::: Information given

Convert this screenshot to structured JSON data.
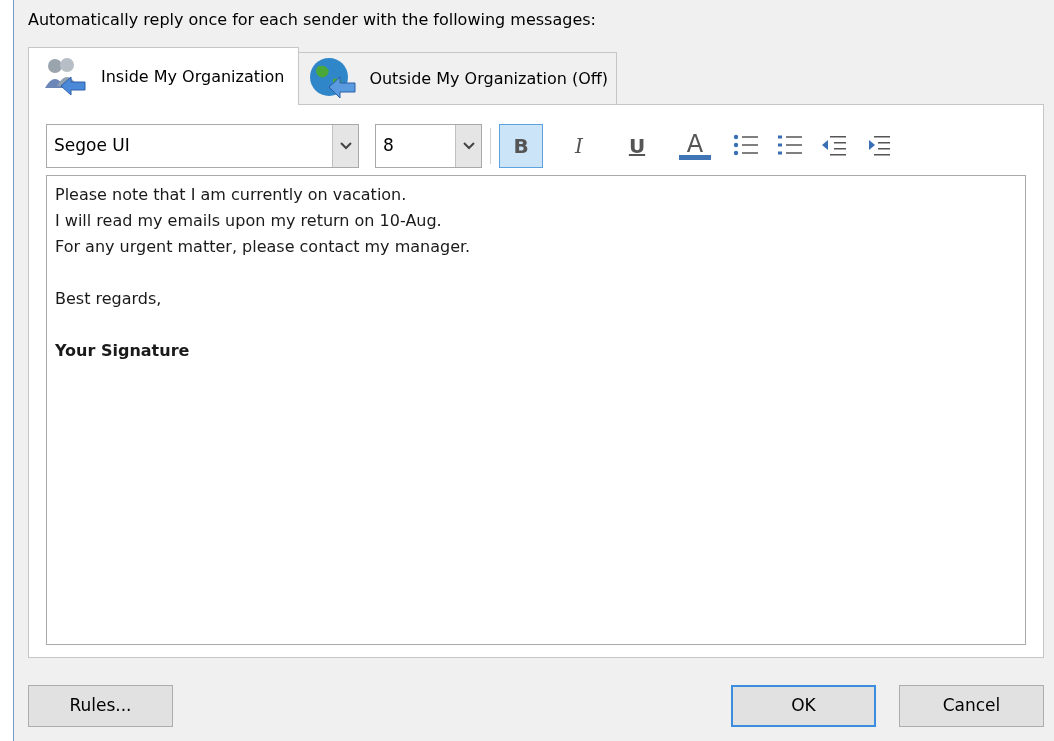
{
  "header": "Automatically reply once for each sender with the following messages:",
  "tabs": [
    {
      "label": "Inside My Organization",
      "kind": "people",
      "selected": true
    },
    {
      "label": "Outside My Organization (Off)",
      "kind": "globe",
      "selected": false
    }
  ],
  "toolbar": {
    "font": "Segoe UI",
    "size": "8",
    "buttons": [
      {
        "kind": "bold",
        "label": "B",
        "selected": true
      },
      {
        "kind": "italic",
        "label": "I",
        "selected": false
      },
      {
        "kind": "underline",
        "label": "U",
        "selected": false
      },
      {
        "kind": "font_color",
        "label": "A",
        "color": "#3f74b5"
      },
      {
        "kind": "bullets"
      },
      {
        "kind": "numbering"
      },
      {
        "kind": "outdent"
      },
      {
        "kind": "indent"
      }
    ]
  },
  "message": [
    {
      "bold": false,
      "lines": [
        "Please note that I am currently on vacation.",
        "I will read my emails upon my return on 10-Aug.",
        "For any urgent matter, please contact my manager."
      ]
    },
    {
      "bold": false,
      "lines": [
        "Best regards,"
      ]
    },
    {
      "bold": true,
      "lines": [
        "Your Signature"
      ]
    }
  ],
  "buttons": [
    {
      "label": "Rules...",
      "default": false
    },
    {
      "label": "OK",
      "default": true
    },
    {
      "label": "Cancel",
      "default": false
    }
  ]
}
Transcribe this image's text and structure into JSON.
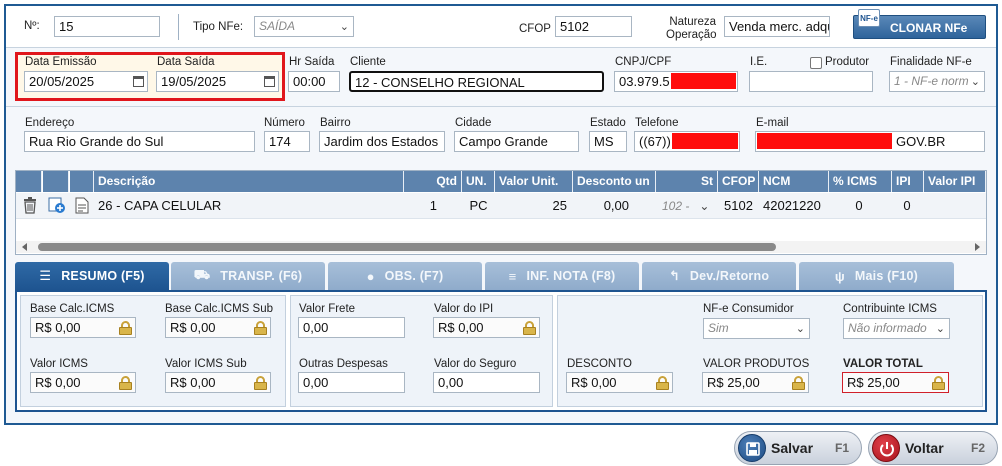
{
  "header": {
    "numero_label": "Nº:",
    "numero_value": "15",
    "tipo_label": "Tipo NFe:",
    "tipo_value": "SAÍDA",
    "cfop_label": "CFOP",
    "cfop_value": "5102",
    "natureza_label_1": "Natureza",
    "natureza_label_2": "Operação",
    "natureza_value": "Venda merc. adqu",
    "clonar_label": "CLONAR NFe",
    "nfe_badge": "NF-e"
  },
  "datas": {
    "emissao_label": "Data Emissão",
    "emissao_value": "20/05/2025",
    "saida_label": "Data Saída",
    "saida_value": "19/05/2025",
    "hr_label": "Hr Saída",
    "hr_value": "00:00"
  },
  "cliente": {
    "label": "Cliente",
    "value": "12 - CONSELHO REGIONAL",
    "cnpj_label": "CNPJ/CPF",
    "cnpj_value": "03.979.5",
    "ie_label": "I.E.",
    "ie_value": "",
    "produtor_label": "Produtor",
    "finalidade_label": "Finalidade NF-e",
    "finalidade_value": "1 - NF-e norm"
  },
  "endereco": {
    "endereco_label": "Endereço",
    "endereco_value": "Rua Rio Grande do Sul",
    "numero_label": "Número",
    "numero_value": "174",
    "bairro_label": "Bairro",
    "bairro_value": "Jardim dos Estados",
    "cidade_label": "Cidade",
    "cidade_value": "Campo Grande",
    "estado_label": "Estado",
    "estado_value": "MS",
    "telefone_label": "Telefone",
    "telefone_value": "((67))",
    "email_label": "E-mail",
    "email_value": "GOV.BR"
  },
  "items": {
    "columns": [
      "Descrição",
      "Qtd",
      "UN.",
      "Valor Unit.",
      "Desconto un",
      "St",
      "CFOP",
      "NCM",
      "% ICMS",
      "IPI",
      "Valor IPI"
    ],
    "row": {
      "descricao": "26 - CAPA CELULAR",
      "qtd": "1",
      "un": "PC",
      "valor_unit": "25",
      "desconto": "0,00",
      "st": "102 -",
      "cfop": "5102",
      "ncm": "42021220",
      "icms": "0",
      "ipi": "0"
    }
  },
  "tabs": [
    {
      "label": "RESUMO (F5)",
      "icon": "list-icon"
    },
    {
      "label": "TRANSP. (F6)",
      "icon": "truck-icon"
    },
    {
      "label": "OBS. (F7)",
      "icon": "chat-icon"
    },
    {
      "label": "INF. NOTA (F8)",
      "icon": "database-icon"
    },
    {
      "label": "Dev./Retorno",
      "icon": "return-icon"
    },
    {
      "label": "Mais (F10)",
      "icon": "fork-icon"
    }
  ],
  "resumo": {
    "bc_icms_label": "Base Calc.ICMS",
    "bc_icms_value": "R$ 0,00",
    "bc_icms_sub_label": "Base Calc.ICMS Sub",
    "bc_icms_sub_value": "R$ 0,00",
    "v_icms_label": "Valor ICMS",
    "v_icms_value": "R$ 0,00",
    "v_icms_sub_label": "Valor ICMS Sub",
    "v_icms_sub_value": "R$ 0,00",
    "frete_label": "Valor Frete",
    "frete_value": "0,00",
    "ipi_label": "Valor do IPI",
    "ipi_value": "R$ 0,00",
    "outras_label": "Outras Despesas",
    "outras_value": "0,00",
    "seguro_label": "Valor do Seguro",
    "seguro_value": "0,00",
    "consumidor_label": "NF-e Consumidor",
    "consumidor_value": "Sim",
    "contribuinte_label": "Contribuinte ICMS",
    "contribuinte_value": "Não informado",
    "desconto_label": "DESCONTO",
    "desconto_value": "R$ 0,00",
    "produtos_label": "VALOR PRODUTOS",
    "produtos_value": "R$ 25,00",
    "total_label": "VALOR TOTAL",
    "total_value": "R$ 25,00"
  },
  "footer": {
    "salvar_label": "Salvar",
    "salvar_key": "F1",
    "voltar_label": "Voltar",
    "voltar_key": "F2"
  },
  "colors": {
    "accent": "#1e5490",
    "highlight": "#e0161c",
    "redaction": "#ff0c0c"
  }
}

::::::

Copy out every line of the material above exactly, skipping the pictures.

- Exercise output -
Convert this screenshot to structured JSON data.
{
  "header": "Automatically reply once for each sender with the following messages:",
  "tabs": [
    {
      "label": "Inside My Organization",
      "kind": "people",
      "selected": true
    },
    {
      "label": "Outside My Organization (Off)",
      "kind": "globe",
      "selected": false
    }
  ],
  "toolbar": {
    "font": "Segoe UI",
    "size": "8",
    "buttons": [
      {
        "kind": "bold",
        "label": "B",
        "selected": true
      },
      {
        "kind": "italic",
        "label": "I",
        "selected": false
      },
      {
        "kind": "underline",
        "label": "U",
        "selected": false
      },
      {
        "kind": "font_color",
        "label": "A",
        "color": "#3f74b5"
      },
      {
        "kind": "bullets"
      },
      {
        "kind": "numbering"
      },
      {
        "kind": "outdent"
      },
      {
        "kind": "indent"
      }
    ]
  },
  "message": [
    {
      "bold": false,
      "lines": [
        "Please note that I am currently on vacation.",
        "I will read my emails upon my return on 10-Aug.",
        "For any urgent matter, please contact my manager."
      ]
    },
    {
      "bold": false,
      "lines": [
        "Best regards,"
      ]
    },
    {
      "bold": true,
      "lines": [
        "Your Signature"
      ]
    }
  ],
  "buttons": [
    {
      "label": "Rules...",
      "default": false
    },
    {
      "label": "OK",
      "default": true
    },
    {
      "label": "Cancel",
      "default": false
    }
  ]
}
Transcribe this image's text and structure into JSON.
{
  "header": {
    "numero_label": "Nº:",
    "numero_value": "15",
    "tipo_label": "Tipo NFe:",
    "tipo_value": "SAÍDA",
    "cfop_label": "CFOP",
    "cfop_value": "5102",
    "natureza_label_1": "Natureza",
    "natureza_label_2": "Operação",
    "natureza_value": "Venda merc. adqu",
    "clonar_label": "CLONAR NFe",
    "nfe_badge": "NF-e"
  },
  "datas": {
    "emissao_label": "Data Emissão",
    "emissao_value": "20/05/2025",
    "saida_label": "Data Saída",
    "saida_value": "19/05/2025",
    "hr_label": "Hr Saída",
    "hr_value": "00:00"
  },
  "cliente": {
    "label": "Cliente",
    "value": "12 - CONSELHO REGIONAL",
    "cnpj_label": "CNPJ/CPF",
    "cnpj_value": "03.979.5",
    "ie_label": "I.E.",
    "ie_value": "",
    "produtor_label": "Produtor",
    "finalidade_label": "Finalidade NF-e",
    "finalidade_value": "1 - NF-e norm"
  },
  "endereco": {
    "endereco_label": "Endereço",
    "endereco_value": "Rua Rio Grande do Sul",
    "numero_label": "Número",
    "numero_value": "174",
    "bairro_label": "Bairro",
    "bairro_value": "Jardim dos Estados",
    "cidade_label": "Cidade",
    "cidade_value": "Campo Grande",
    "estado_label": "Estado",
    "estado_value": "MS",
    "telefone_label": "Telefone",
    "telefone_value": "((67))",
    "email_label": "E-mail",
    "email_value": "GOV.BR"
  },
  "items": {
    "columns": [
      "Descrição",
      "Qtd",
      "UN.",
      "Valor Unit.",
      "Desconto un",
      "St",
      "CFOP",
      "NCM",
      "% ICMS",
      "IPI",
      "Valor IPI"
    ],
    "row": {
      "descricao": "26 - CAPA CELULAR",
      "qtd": "1",
      "un": "PC",
      "valor_unit": "25",
      "desconto": "0,00",
      "st": "102 -",
      "cfop": "5102",
      "ncm": "42021220",
      "icms": "0",
      "ipi": "0"
    }
  },
  "tabs": [
    {
      "label": "RESUMO (F5)",
      "icon": "list-icon"
    },
    {
      "label": "TRANSP. (F6)",
      "icon": "truck-icon"
    },
    {
      "label": "OBS. (F7)",
      "icon": "chat-icon"
    },
    {
      "label": "INF. NOTA (F8)",
      "icon": "database-icon"
    },
    {
      "label": "Dev./Retorno",
      "icon": "return-icon"
    },
    {
      "label": "Mais (F10)",
      "icon": "fork-icon"
    }
  ],
  "resumo": {
    "bc_icms_label": "Base Calc.ICMS",
    "bc_icms_value": "R$ 0,00",
    "bc_icms_sub_label": "Base Calc.ICMS Sub",
    "bc_icms_sub_value": "R$ 0,00",
    "v_icms_label": "Valor ICMS",
    "v_icms_value": "R$ 0,00",
    "v_icms_sub_label": "Valor ICMS Sub",
    "v_icms_sub_value": "R$ 0,00",
    "frete_label": "Valor Frete",
    "frete_value": "0,00",
    "ipi_label": "Valor do IPI",
    "ipi_value": "R$ 0,00",
    "outras_label": "Outras Despesas",
    "outras_value": "0,00",
    "seguro_label": "Valor do Seguro",
    "seguro_value": "0,00",
    "consumidor_label": "NF-e Consumidor",
    "consumidor_value": "Sim",
    "contribuinte_label": "Contribuinte ICMS",
    "contribuinte_value": "Não informado",
    "desconto_label": "DESCONTO",
    "desconto_value": "R$ 0,00",
    "produtos_label": "VALOR PRODUTOS",
    "produtos_value": "R$ 25,00",
    "total_label": "VALOR TOTAL",
    "total_value": "R$ 25,00"
  },
  "footer": {
    "salvar_label": "Salvar",
    "salvar_key": "F1",
    "voltar_label": "Voltar",
    "voltar_key": "F2"
  },
  "colors": {
    "accent": "#1e5490",
    "highlight": "#e0161c",
    "redaction": "#ff0c0c"
  }
}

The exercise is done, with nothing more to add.